*Text shown*:
'''
I decided I have to talk about this because there’s been a weird convergence of events concerning problematic entertainment. Following #GamerGate, I’ve learned that people who want video games to be more inclusive and less sexist are–without fail–characterized as wanting to censor and irreparably harm the gaming industry.  Following the hubbub surrounding the release of “50 Shades” I’ve learned that women who like the book/film are admitting to a secret desire to be guided by the masterful hand of a strong yet loving asshole. I didn’t know assholes had hands, but in this crazy new video game-destroying, secret-subsmissive world, I suppose anything is possible.

These conversations are so dumb because they’re completely devoid of nuance. I don’t game, but I know that if I did I’d want to play games that aren’t heavy on hooker-killing. And, yeah, I’ll admit it: I’d probably want to play a character that doesn’t have gravity-defying grapefruits as breasts.  If you’re a normal person, you might read this and think “Fair enough. Maybe we need to tweak the way we think about video games and who’s playing them.” But if you’re a Gator, you pretended to read that as “I hate all video games and think that all problematic video games should be destroyed.” Yeah, no. I think that even problematic games should be allowed to exist. I just think there need to be choices out there for everyone who’s gaming; developers need to understand that it’s not just straight white dudes who game. To its credit, I think the industry is waking up to that fact…which is why #GamerGate is a thing.
'''
*What is required*:
According to the piece above on problematic entertainment, what are people who want video games to be more inclusive and less sexist described as wanting to do?

*Given records*:
'''
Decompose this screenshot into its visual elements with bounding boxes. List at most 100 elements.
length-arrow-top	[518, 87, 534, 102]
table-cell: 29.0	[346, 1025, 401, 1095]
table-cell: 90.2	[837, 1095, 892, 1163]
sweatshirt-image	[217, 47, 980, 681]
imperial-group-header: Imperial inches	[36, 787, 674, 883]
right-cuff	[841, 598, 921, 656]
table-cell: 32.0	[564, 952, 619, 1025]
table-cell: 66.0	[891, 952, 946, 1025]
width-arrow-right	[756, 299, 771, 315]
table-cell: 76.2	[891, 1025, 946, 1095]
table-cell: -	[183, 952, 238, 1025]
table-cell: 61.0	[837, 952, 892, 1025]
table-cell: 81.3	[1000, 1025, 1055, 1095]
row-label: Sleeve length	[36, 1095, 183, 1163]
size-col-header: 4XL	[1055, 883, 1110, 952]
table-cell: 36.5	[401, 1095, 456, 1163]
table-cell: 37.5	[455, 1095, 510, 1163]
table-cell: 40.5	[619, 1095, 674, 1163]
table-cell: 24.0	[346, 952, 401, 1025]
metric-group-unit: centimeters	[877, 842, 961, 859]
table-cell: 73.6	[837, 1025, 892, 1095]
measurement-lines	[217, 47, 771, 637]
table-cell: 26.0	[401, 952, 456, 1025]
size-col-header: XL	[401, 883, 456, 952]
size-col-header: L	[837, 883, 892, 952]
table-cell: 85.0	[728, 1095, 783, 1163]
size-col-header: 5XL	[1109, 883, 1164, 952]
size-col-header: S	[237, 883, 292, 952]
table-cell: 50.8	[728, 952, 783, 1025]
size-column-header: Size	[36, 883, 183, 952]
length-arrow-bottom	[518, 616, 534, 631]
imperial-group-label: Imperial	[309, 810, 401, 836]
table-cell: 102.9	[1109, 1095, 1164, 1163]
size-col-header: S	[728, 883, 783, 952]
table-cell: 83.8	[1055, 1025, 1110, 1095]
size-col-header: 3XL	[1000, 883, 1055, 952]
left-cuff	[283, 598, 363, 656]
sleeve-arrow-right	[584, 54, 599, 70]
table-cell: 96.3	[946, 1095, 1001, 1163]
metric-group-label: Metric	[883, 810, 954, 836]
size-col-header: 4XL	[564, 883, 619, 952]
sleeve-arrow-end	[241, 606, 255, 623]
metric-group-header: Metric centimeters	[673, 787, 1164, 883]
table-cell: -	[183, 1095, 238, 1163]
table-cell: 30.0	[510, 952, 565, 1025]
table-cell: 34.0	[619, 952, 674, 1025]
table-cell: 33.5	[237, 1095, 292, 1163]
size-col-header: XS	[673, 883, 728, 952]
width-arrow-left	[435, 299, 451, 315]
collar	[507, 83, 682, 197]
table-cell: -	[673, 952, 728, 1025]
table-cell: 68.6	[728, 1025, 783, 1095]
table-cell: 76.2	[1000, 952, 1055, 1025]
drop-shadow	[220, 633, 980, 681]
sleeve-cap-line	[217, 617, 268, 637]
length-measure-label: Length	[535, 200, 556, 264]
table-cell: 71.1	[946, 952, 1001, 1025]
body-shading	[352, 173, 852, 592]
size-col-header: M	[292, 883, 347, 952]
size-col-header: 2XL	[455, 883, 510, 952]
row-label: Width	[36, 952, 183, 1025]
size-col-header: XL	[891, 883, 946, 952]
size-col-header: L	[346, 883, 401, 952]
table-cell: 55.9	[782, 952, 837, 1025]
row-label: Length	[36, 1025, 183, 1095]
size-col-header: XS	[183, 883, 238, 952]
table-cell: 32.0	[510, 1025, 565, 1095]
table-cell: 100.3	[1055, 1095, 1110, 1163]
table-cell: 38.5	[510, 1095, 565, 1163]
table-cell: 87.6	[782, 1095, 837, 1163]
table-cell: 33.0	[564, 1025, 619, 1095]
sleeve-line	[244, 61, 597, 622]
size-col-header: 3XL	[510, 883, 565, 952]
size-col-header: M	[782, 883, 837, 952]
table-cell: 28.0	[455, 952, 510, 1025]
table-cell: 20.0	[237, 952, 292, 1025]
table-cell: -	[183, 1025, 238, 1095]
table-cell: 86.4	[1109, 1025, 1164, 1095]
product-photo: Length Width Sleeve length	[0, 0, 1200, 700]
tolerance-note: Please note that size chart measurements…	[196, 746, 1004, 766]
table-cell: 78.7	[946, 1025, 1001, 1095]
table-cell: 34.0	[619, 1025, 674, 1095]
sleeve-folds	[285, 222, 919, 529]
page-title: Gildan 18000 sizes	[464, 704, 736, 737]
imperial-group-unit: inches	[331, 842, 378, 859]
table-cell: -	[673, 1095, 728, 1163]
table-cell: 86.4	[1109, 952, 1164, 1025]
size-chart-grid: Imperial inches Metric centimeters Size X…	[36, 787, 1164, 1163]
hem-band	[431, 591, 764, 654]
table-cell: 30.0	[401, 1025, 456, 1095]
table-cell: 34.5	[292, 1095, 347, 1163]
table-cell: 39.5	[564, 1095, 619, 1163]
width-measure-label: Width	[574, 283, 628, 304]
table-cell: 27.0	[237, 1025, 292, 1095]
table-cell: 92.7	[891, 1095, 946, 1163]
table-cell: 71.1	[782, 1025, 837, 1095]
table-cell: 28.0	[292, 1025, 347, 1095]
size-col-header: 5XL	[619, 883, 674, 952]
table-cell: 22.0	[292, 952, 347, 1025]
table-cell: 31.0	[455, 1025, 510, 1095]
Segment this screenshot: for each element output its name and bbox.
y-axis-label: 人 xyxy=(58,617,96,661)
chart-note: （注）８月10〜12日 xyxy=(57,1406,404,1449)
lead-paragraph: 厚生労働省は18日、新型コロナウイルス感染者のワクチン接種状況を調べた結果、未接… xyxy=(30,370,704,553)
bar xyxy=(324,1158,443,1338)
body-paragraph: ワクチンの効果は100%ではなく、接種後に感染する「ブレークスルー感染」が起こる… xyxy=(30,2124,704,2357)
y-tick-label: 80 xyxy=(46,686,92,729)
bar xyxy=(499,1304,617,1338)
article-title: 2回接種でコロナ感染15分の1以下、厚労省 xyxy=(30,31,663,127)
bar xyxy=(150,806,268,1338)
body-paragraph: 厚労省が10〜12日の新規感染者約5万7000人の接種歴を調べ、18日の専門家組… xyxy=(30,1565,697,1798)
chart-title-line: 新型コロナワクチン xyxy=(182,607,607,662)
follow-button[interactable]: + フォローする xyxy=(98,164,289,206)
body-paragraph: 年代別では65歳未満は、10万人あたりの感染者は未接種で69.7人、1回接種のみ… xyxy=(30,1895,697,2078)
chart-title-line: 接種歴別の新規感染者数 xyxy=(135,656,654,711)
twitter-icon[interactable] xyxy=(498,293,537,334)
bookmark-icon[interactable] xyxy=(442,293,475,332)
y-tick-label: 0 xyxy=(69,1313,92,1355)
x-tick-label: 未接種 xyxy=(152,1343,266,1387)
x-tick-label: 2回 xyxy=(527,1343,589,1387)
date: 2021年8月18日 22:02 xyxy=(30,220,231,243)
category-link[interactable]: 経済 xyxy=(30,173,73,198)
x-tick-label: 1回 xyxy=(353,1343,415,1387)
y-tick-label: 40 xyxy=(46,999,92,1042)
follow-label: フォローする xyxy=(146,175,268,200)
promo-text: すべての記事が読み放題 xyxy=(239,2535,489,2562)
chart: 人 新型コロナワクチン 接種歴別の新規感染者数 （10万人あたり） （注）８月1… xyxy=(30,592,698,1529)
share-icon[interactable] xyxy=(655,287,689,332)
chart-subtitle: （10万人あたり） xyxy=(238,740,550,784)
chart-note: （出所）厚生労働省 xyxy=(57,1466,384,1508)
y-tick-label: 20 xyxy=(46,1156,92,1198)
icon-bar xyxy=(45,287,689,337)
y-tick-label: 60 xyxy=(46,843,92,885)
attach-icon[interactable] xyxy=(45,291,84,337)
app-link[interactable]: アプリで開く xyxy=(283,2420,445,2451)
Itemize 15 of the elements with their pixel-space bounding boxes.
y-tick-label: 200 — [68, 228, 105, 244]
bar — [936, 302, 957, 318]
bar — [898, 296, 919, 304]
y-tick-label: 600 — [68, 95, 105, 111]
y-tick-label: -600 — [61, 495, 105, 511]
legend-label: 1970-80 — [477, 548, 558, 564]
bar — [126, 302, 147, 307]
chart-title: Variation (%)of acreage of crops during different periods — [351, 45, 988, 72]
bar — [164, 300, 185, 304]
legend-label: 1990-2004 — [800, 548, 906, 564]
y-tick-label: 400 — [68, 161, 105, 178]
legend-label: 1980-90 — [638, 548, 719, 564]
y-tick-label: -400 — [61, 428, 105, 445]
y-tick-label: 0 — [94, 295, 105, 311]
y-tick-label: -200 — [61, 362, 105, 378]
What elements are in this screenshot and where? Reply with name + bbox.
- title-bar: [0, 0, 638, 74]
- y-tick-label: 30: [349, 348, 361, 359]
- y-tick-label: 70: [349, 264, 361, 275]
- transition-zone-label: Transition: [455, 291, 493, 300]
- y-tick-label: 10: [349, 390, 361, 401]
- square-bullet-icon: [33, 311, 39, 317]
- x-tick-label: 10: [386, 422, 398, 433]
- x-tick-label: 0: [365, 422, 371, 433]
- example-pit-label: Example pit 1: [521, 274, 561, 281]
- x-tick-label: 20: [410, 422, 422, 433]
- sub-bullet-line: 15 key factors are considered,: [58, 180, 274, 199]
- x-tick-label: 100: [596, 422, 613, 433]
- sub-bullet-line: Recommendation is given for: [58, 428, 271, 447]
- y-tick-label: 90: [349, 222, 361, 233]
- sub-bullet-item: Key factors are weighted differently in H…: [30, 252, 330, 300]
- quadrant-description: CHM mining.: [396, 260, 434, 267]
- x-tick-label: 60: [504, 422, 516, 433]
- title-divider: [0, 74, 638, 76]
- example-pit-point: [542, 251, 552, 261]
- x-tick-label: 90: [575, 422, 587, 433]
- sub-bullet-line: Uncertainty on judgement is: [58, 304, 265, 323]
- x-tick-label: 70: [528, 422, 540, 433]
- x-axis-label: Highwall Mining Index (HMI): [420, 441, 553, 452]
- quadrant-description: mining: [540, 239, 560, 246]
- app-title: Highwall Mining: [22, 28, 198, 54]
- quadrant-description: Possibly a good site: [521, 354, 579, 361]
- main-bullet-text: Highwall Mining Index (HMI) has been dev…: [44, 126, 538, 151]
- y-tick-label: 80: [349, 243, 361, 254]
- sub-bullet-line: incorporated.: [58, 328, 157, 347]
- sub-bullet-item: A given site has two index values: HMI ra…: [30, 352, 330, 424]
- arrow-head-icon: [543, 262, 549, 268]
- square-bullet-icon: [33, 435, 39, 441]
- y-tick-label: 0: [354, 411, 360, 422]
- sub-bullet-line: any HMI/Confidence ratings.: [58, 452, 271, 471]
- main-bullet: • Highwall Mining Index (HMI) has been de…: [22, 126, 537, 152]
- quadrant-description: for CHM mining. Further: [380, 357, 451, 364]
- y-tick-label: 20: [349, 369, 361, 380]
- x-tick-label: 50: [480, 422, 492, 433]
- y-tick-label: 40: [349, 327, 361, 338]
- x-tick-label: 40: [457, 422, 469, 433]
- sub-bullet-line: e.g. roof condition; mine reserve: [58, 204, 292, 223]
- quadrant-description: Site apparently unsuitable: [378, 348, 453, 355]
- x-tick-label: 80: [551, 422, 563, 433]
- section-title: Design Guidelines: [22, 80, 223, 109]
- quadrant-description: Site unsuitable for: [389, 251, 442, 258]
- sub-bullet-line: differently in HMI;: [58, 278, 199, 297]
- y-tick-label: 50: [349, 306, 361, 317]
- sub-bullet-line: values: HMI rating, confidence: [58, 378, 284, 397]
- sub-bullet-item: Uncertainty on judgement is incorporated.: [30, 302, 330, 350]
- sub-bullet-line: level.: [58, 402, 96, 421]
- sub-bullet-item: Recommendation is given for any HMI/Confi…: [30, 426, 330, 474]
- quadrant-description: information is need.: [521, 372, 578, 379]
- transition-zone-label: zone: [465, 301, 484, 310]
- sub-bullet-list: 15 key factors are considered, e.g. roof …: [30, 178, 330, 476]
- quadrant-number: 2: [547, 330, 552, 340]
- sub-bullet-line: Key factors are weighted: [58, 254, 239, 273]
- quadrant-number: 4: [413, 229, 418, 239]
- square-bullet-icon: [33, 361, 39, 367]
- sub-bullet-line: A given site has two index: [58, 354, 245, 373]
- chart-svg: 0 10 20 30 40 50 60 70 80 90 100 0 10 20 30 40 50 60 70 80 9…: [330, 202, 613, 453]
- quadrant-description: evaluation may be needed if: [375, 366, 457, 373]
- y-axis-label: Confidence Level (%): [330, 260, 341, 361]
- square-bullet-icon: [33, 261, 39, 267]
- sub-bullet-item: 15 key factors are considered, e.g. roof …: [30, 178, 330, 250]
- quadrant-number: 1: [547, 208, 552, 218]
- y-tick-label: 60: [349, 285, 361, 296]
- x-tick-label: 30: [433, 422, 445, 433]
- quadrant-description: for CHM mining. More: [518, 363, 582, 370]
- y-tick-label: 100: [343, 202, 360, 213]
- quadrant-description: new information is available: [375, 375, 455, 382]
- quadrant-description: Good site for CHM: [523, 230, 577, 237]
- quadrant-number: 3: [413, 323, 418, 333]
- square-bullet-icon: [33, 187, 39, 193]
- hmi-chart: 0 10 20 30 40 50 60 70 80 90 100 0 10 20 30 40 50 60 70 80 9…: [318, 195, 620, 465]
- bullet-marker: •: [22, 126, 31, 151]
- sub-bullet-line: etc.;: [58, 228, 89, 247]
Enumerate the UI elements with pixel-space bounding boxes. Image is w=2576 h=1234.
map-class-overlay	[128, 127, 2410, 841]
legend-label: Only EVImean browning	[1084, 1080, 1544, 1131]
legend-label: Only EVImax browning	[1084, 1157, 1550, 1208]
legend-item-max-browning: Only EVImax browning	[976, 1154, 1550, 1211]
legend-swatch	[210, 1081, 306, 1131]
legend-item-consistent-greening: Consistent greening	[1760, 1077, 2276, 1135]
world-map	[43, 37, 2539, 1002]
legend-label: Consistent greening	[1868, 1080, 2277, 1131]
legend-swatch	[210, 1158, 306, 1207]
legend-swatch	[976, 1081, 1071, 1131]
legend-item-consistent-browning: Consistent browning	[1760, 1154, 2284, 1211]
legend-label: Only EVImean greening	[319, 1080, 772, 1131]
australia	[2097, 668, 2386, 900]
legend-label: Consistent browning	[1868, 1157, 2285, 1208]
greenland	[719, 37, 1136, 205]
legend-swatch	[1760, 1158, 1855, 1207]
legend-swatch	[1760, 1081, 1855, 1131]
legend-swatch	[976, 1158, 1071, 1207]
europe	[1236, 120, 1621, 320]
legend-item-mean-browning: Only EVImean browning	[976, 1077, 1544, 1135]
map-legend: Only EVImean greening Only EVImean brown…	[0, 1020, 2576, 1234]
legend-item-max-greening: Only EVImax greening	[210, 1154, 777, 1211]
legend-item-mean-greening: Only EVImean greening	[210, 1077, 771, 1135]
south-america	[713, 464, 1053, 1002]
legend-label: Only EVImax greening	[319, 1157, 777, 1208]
'''
*Output*:
They are described as wanting to censor and irreparably harm the gaming industry.